◆ Task to complete
Repeat, exactly and completely, the material that follows. Omit the pictures.

◆ Records shown
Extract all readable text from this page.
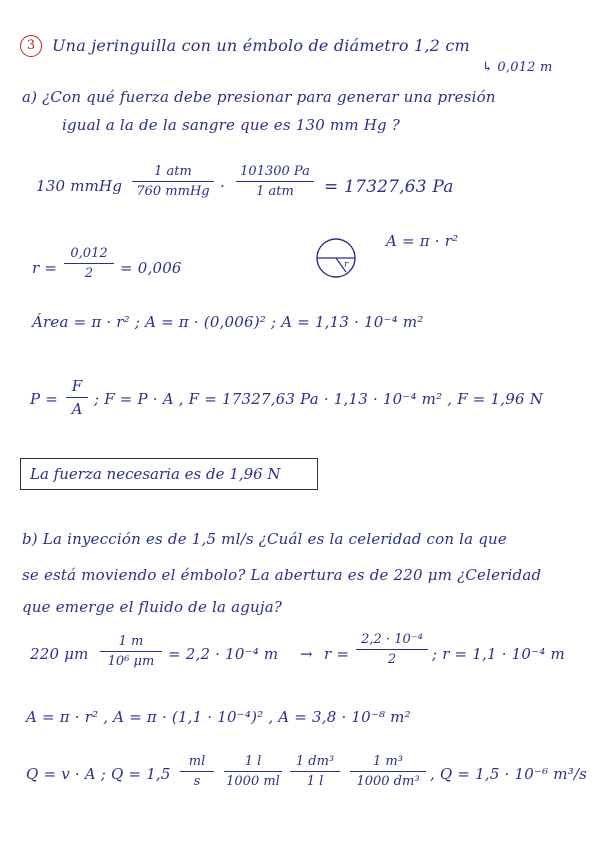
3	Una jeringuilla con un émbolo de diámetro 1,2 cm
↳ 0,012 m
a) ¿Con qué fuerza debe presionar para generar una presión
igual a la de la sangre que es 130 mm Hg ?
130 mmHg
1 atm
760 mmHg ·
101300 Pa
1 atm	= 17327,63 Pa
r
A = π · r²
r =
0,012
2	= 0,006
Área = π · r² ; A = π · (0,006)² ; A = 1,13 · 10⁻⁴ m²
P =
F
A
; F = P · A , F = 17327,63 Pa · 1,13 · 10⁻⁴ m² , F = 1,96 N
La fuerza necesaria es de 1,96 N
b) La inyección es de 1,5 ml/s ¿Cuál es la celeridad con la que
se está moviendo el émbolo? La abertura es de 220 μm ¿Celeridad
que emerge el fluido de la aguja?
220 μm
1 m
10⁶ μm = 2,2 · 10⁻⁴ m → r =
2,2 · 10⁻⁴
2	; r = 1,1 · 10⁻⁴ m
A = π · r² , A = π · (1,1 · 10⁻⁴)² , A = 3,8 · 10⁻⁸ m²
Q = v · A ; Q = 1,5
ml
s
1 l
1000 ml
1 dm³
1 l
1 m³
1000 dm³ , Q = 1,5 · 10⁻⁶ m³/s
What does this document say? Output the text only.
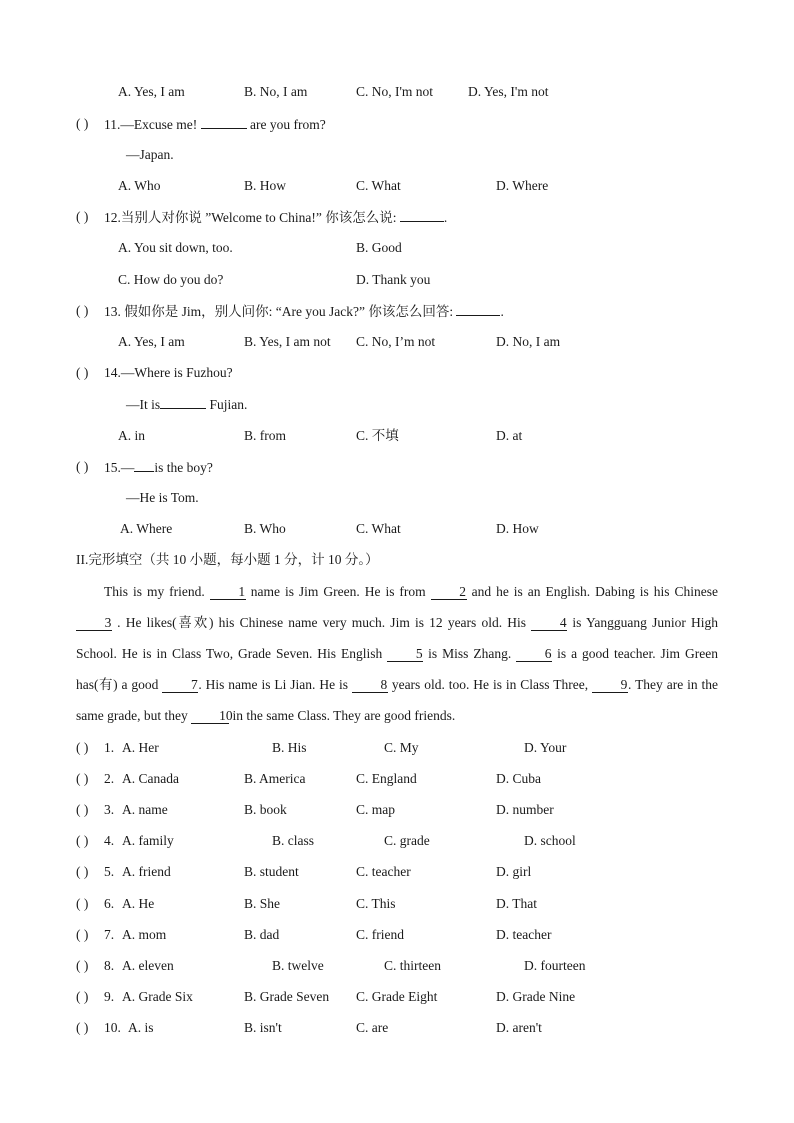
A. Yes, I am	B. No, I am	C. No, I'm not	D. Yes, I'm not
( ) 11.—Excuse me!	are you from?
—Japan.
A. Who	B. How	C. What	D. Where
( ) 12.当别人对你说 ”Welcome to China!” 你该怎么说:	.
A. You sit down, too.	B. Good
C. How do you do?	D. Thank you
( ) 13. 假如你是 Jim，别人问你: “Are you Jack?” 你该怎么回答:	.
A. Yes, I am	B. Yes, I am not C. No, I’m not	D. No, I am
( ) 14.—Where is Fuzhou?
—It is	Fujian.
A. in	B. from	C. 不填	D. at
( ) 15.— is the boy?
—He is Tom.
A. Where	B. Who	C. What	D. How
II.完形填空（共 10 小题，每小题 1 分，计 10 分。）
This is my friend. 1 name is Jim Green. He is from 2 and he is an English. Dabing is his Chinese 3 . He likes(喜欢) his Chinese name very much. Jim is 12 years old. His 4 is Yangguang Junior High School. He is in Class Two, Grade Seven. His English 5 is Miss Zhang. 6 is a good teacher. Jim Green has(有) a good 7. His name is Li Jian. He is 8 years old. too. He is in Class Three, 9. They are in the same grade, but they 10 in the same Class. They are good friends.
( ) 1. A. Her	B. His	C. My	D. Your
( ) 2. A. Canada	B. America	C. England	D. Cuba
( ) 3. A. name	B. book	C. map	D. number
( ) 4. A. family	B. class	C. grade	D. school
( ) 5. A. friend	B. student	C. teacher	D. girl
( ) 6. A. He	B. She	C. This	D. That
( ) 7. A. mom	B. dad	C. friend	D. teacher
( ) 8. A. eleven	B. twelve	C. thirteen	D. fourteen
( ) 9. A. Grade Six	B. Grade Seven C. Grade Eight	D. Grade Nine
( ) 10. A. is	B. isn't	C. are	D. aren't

◆ Correct output
Extract all readable text from this page.
3	Una jeringuilla con un émbolo de diámetro 1,2 cm
↳ 0,012 m
a) ¿Con qué fuerza debe presionar para generar una presión
igual a la de la sangre que es 130 mm Hg ?
130 mmHg
1 atm
760 mmHg ·
101300 Pa
1 atm	= 17327,63 Pa
r
A = π · r²
r =
0,012
2	= 0,006
Área = π · r² ; A = π · (0,006)² ; A = 1,13 · 10⁻⁴ m²
P =
F
A
; F = P · A , F = 17327,63 Pa · 1,13 · 10⁻⁴ m² , F = 1,96 N
La fuerza necesaria es de 1,96 N
b) La inyección es de 1,5 ml/s ¿Cuál es la celeridad con la que
se está moviendo el émbolo? La abertura es de 220 μm ¿Celeridad
que emerge el fluido de la aguja?
220 μm
1 m
10⁶ μm = 2,2 · 10⁻⁴ m → r =
2,2 · 10⁻⁴
2	; r = 1,1 · 10⁻⁴ m
A = π · r² , A = π · (1,1 · 10⁻⁴)² , A = 3,8 · 10⁻⁸ m²
Q = v · A ; Q = 1,5
ml
s
1 l
1000 ml
1 dm³
1 l
1 m³
1000 dm³ , Q = 1,5 · 10⁻⁶ m³/s
What does this document say? Output the text only.
A. Yes, I am	B. No, I am	C. No, I'm not	D. Yes, I'm not
( ) 11.—Excuse me!	are you from?
—Japan.
A. Who	B. How	C. What	D. Where
( ) 12.当别人对你说 ”Welcome to China!” 你该怎么说:	.
A. You sit down, too.	B. Good
C. How do you do?	D. Thank you
( ) 13. 假如你是 Jim，别人问你: “Are you Jack?” 你该怎么回答:	.
A. Yes, I am	B. Yes, I am not C. No, I’m not	D. No, I am
( ) 14.—Where is Fuzhou?
—It is	Fujian.
A. in	B. from	C. 不填	D. at
( ) 15.— is the boy?
—He is Tom.
A. Where	B. Who	C. What	D. How
II.完形填空（共 10 小题，每小题 1 分，计 10 分。）
This is my friend. 1 name is Jim Green. He is from 2 and he is an English. Dabing is his Chinese 3 . He likes(喜欢) his Chinese name very much. Jim is 12 years old. His 4 is Yangguang Junior High School. He is in Class Two, Grade Seven. His English 5 is Miss Zhang. 6 is a good teacher. Jim Green has(有) a good 7. His name is Li Jian. He is 8 years old. too. He is in Class Three, 9. They are in the same grade, but they 10 in the same Class. They are good friends.
( ) 1. A. Her	B. His	C. My	D. Your
( ) 2. A. Canada	B. America	C. England	D. Cuba
( ) 3. A. name	B. book	C. map	D. number
( ) 4. A. family	B. class	C. grade	D. school
( ) 5. A. friend	B. student	C. teacher	D. girl
( ) 6. A. He	B. She	C. This	D. That
( ) 7. A. mom	B. dad	C. friend	D. teacher
( ) 8. A. eleven	B. twelve	C. thirteen	D. fourteen
( ) 9. A. Grade Six	B. Grade Seven C. Grade Eight	D. Grade Nine
( ) 10. A. is	B. isn't	C. are	D. aren't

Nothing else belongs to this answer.